"""

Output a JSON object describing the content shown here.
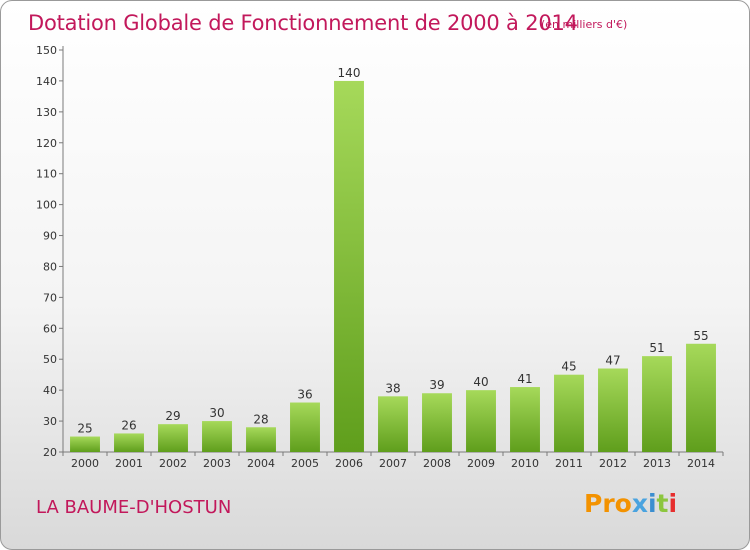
{
  "chart_data": {
    "type": "bar",
    "title": "Dotation Globale de Fonctionnement de 2000 à 2014",
    "unit_note": "(en milliers d'€)",
    "categories": [
      "2000",
      "2001",
      "2002",
      "2003",
      "2004",
      "2005",
      "2006",
      "2007",
      "2008",
      "2009",
      "2010",
      "2011",
      "2012",
      "2013",
      "2014"
    ],
    "values": [
      25,
      26,
      29,
      30,
      28,
      36,
      140,
      38,
      39,
      40,
      41,
      45,
      47,
      51,
      55
    ],
    "ylim": [
      20,
      150
    ],
    "yticks": [
      20,
      30,
      40,
      50,
      60,
      70,
      80,
      90,
      100,
      110,
      120,
      130,
      140,
      150
    ],
    "xlabel": "",
    "ylabel": "",
    "grid": false,
    "bar_color": "#7cc23a",
    "bar_color_light": "#a6d95a"
  },
  "commune": "LA BAUME-D'HOSTUN",
  "logo": {
    "p1": "Pro",
    "p2": "x",
    "p3": "i",
    "p4": "t",
    "p5": "i"
  },
  "colors": {
    "accent": "#c2185b",
    "axis": "#7a7a7a"
  }
}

"""

§ Exercise requirements
All the lines above are to be given again exactly as they read, with the pictures removed.

§ Exercise output
Output a JSON object describing the content shown here.
{
  "chart_data": {
    "type": "bar",
    "title": "Dotation Globale de Fonctionnement de 2000 à 2014",
    "unit_note": "(en milliers d'€)",
    "categories": [
      "2000",
      "2001",
      "2002",
      "2003",
      "2004",
      "2005",
      "2006",
      "2007",
      "2008",
      "2009",
      "2010",
      "2011",
      "2012",
      "2013",
      "2014"
    ],
    "values": [
      25,
      26,
      29,
      30,
      28,
      36,
      140,
      38,
      39,
      40,
      41,
      45,
      47,
      51,
      55
    ],
    "ylim": [
      20,
      150
    ],
    "yticks": [
      20,
      30,
      40,
      50,
      60,
      70,
      80,
      90,
      100,
      110,
      120,
      130,
      140,
      150
    ],
    "xlabel": "",
    "ylabel": "",
    "grid": false,
    "bar_color": "#7cc23a",
    "bar_color_light": "#a6d95a"
  },
  "commune": "LA BAUME-D'HOSTUN",
  "logo": {
    "p1": "Pro",
    "p2": "x",
    "p3": "i",
    "p4": "t",
    "p5": "i"
  },
  "colors": {
    "accent": "#c2185b",
    "axis": "#7a7a7a"
  }
}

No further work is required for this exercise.